**EXTRACTED INFORMATION:**
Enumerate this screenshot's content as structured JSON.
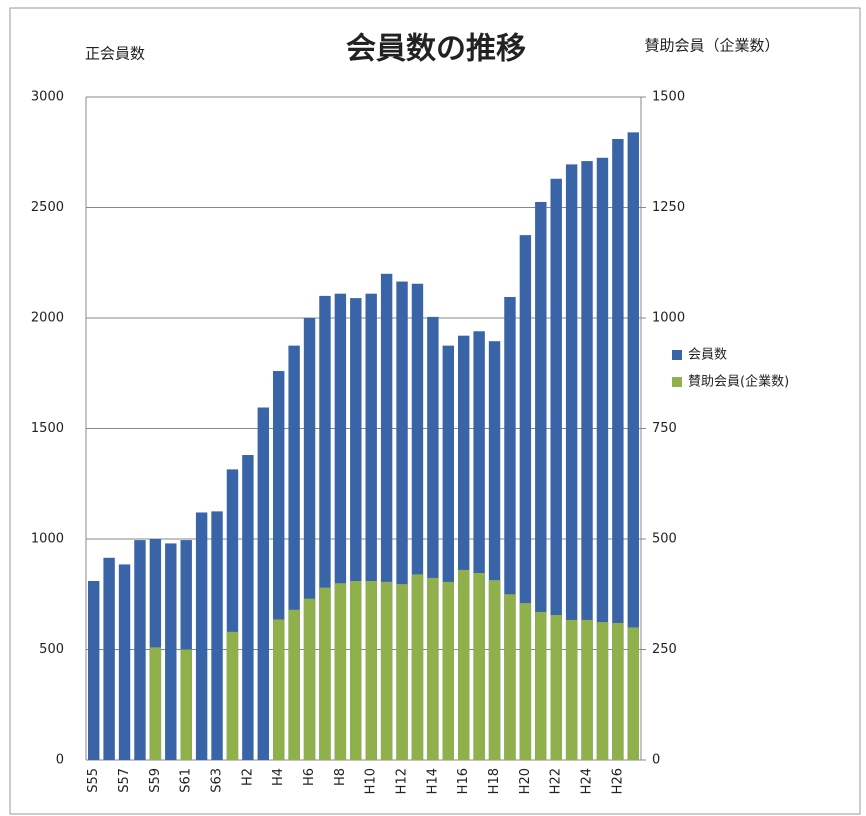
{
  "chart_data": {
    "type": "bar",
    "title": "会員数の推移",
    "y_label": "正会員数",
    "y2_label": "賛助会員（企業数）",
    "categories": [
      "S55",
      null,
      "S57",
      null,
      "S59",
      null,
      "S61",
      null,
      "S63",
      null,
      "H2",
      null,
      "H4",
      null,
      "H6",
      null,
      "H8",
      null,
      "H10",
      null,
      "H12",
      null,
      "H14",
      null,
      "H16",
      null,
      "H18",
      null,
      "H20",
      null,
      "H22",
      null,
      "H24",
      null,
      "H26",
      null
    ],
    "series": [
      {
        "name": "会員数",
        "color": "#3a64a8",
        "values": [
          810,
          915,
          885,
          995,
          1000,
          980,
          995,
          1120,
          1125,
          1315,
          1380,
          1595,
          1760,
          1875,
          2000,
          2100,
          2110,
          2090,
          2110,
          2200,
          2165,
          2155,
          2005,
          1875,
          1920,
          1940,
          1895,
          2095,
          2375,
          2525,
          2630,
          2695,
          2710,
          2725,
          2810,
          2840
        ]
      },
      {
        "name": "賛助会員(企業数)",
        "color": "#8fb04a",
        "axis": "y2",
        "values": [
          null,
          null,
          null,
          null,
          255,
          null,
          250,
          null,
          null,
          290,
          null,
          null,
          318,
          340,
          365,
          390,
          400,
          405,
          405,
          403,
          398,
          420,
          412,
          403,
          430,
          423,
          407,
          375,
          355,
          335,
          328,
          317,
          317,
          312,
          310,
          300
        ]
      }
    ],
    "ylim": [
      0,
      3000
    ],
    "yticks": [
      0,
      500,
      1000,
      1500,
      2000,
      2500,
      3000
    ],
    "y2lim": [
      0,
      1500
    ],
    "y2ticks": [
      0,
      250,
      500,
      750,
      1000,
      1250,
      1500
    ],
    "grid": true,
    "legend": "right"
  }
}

**EXERCISE DESCRIPTION:** Exclude every picture and copy the remaining data exactly.

**TASK ANSWER:**
Enumerate this screenshot's content as structured JSON.
{
  "chart_data": {
    "type": "bar",
    "title": "会員数の推移",
    "y_label": "正会員数",
    "y2_label": "賛助会員（企業数）",
    "categories": [
      "S55",
      null,
      "S57",
      null,
      "S59",
      null,
      "S61",
      null,
      "S63",
      null,
      "H2",
      null,
      "H4",
      null,
      "H6",
      null,
      "H8",
      null,
      "H10",
      null,
      "H12",
      null,
      "H14",
      null,
      "H16",
      null,
      "H18",
      null,
      "H20",
      null,
      "H22",
      null,
      "H24",
      null,
      "H26",
      null
    ],
    "series": [
      {
        "name": "会員数",
        "color": "#3a64a8",
        "values": [
          810,
          915,
          885,
          995,
          1000,
          980,
          995,
          1120,
          1125,
          1315,
          1380,
          1595,
          1760,
          1875,
          2000,
          2100,
          2110,
          2090,
          2110,
          2200,
          2165,
          2155,
          2005,
          1875,
          1920,
          1940,
          1895,
          2095,
          2375,
          2525,
          2630,
          2695,
          2710,
          2725,
          2810,
          2840
        ]
      },
      {
        "name": "賛助会員(企業数)",
        "color": "#8fb04a",
        "axis": "y2",
        "values": [
          null,
          null,
          null,
          null,
          255,
          null,
          250,
          null,
          null,
          290,
          null,
          null,
          318,
          340,
          365,
          390,
          400,
          405,
          405,
          403,
          398,
          420,
          412,
          403,
          430,
          423,
          407,
          375,
          355,
          335,
          328,
          317,
          317,
          312,
          310,
          300
        ]
      }
    ],
    "ylim": [
      0,
      3000
    ],
    "yticks": [
      0,
      500,
      1000,
      1500,
      2000,
      2500,
      3000
    ],
    "y2lim": [
      0,
      1500
    ],
    "y2ticks": [
      0,
      250,
      500,
      750,
      1000,
      1250,
      1500
    ],
    "grid": true,
    "legend": "right"
  }
}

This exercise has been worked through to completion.